◆ Problem to work on ◆
Show every line below where "frac" can be found.

◆ Stored entries ◆
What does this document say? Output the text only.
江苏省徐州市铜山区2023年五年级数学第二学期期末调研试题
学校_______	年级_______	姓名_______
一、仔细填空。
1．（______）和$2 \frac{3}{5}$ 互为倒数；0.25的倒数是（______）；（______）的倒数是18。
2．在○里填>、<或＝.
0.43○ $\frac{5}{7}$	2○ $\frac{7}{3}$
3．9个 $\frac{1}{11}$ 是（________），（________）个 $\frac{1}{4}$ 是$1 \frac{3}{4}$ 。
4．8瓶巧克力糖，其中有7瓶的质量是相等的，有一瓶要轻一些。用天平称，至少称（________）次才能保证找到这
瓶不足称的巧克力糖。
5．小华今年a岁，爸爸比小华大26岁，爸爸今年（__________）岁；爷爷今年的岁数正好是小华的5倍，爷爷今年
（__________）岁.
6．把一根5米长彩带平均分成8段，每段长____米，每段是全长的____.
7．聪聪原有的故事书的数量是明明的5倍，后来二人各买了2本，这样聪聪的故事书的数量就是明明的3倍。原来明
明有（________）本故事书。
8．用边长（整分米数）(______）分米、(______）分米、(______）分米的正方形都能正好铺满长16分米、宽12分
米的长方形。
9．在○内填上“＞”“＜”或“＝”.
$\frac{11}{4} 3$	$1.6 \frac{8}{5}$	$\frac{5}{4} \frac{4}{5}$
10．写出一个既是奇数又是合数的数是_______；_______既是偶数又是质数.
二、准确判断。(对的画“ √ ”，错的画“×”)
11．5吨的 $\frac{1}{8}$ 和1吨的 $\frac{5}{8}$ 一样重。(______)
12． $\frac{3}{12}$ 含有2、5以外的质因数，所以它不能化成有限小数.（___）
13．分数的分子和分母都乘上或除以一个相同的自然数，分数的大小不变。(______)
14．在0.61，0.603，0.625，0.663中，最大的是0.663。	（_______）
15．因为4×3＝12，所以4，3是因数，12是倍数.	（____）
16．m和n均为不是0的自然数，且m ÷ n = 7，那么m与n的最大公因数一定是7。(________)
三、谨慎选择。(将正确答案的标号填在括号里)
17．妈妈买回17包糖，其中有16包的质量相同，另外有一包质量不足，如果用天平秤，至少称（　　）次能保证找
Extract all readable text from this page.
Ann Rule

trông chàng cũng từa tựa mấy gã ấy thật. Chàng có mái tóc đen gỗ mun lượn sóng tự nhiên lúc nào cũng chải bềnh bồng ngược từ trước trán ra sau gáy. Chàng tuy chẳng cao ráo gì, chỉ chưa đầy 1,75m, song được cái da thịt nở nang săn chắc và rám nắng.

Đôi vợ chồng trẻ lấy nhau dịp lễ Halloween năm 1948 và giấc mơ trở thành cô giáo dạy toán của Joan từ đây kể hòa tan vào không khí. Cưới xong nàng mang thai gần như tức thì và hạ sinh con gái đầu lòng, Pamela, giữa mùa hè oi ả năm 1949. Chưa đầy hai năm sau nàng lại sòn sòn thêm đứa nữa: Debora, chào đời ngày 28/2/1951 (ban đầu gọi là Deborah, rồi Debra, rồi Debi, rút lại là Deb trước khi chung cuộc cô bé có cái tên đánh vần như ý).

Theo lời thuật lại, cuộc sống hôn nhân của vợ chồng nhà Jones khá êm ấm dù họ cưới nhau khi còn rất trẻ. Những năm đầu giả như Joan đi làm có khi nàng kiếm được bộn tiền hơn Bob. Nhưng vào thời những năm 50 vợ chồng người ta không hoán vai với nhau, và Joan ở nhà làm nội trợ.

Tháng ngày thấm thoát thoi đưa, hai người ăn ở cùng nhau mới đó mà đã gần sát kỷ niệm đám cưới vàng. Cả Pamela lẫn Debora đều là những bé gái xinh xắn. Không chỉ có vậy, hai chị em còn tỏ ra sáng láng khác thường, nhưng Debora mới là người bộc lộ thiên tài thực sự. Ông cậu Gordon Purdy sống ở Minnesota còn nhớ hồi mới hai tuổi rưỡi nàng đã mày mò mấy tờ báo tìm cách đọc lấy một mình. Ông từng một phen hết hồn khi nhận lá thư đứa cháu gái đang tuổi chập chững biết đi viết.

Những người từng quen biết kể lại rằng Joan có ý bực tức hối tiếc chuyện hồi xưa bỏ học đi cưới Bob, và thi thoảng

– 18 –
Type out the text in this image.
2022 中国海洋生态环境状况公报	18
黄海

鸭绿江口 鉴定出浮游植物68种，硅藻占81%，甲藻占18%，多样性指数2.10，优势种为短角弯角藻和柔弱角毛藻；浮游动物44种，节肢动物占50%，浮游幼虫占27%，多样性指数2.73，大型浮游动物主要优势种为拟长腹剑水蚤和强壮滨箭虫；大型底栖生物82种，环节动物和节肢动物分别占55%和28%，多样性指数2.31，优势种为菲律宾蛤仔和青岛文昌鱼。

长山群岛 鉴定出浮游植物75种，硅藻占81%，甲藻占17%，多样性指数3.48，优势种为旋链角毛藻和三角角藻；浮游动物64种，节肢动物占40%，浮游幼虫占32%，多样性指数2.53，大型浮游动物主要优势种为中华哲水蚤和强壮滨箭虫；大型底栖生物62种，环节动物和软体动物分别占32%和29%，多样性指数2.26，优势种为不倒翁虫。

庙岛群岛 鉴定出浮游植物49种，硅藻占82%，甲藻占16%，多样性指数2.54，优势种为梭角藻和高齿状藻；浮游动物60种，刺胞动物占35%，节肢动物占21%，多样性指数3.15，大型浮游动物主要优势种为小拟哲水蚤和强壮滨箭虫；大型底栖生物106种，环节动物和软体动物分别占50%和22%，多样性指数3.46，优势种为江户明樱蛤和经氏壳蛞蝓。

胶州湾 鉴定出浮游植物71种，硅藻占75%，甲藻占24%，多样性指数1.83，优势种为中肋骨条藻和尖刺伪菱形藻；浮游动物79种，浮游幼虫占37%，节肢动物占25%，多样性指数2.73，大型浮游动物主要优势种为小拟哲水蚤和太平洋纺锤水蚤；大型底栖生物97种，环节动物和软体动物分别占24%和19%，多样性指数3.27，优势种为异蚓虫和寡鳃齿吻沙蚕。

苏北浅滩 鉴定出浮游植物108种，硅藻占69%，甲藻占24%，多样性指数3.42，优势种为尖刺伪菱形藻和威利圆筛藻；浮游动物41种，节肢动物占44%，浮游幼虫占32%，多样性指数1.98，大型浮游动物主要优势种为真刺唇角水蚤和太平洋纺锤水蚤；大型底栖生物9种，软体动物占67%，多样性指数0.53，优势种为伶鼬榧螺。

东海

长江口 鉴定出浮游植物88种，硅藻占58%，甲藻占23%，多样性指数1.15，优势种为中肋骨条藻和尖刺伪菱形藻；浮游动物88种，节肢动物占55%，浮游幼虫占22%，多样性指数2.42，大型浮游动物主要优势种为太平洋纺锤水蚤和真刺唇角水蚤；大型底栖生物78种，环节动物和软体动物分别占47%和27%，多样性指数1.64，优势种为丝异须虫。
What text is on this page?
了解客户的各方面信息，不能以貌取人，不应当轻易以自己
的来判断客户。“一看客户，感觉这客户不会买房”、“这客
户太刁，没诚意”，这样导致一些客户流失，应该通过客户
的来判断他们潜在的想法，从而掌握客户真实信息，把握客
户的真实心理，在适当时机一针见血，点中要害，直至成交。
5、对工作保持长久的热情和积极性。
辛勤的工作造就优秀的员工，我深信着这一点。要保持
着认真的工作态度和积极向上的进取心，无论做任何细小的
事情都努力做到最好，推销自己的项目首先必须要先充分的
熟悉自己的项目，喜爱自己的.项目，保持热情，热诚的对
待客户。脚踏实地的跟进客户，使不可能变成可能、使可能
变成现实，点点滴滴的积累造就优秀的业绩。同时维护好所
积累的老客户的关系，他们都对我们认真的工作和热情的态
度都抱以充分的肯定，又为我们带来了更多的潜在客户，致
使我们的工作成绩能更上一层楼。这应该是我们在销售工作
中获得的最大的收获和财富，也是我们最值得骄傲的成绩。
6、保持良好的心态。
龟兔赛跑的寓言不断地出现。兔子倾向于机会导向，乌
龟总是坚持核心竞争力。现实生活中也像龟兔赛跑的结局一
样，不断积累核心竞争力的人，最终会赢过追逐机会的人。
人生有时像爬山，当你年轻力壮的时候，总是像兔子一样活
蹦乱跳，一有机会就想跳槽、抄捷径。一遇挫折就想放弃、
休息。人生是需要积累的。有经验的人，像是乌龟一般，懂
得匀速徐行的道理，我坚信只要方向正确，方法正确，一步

◆ Task output ◆
1．（______）和$2 \frac{3}{5}$ 互为倒数；0.25的倒数是（______）；（______）的倒数是18。
0.43○ $\frac{5}{7}$	2○ $\frac{7}{3}$
3．9个 $\frac{1}{11}$ 是（________），（________）个 $\frac{1}{4}$ 是$1 \frac{3}{4}$ 。
$\frac{11}{4} 3$	$1.6 \frac{8}{5}$	$\frac{5}{4} \frac{4}{5}$
11．5吨的 $\frac{1}{8}$ 和1吨的 $\frac{5}{8}$ 一样重。(______)
12． $\frac{3}{12}$ 含有2、5以外的质因数，所以它不能化成有限小数.（___）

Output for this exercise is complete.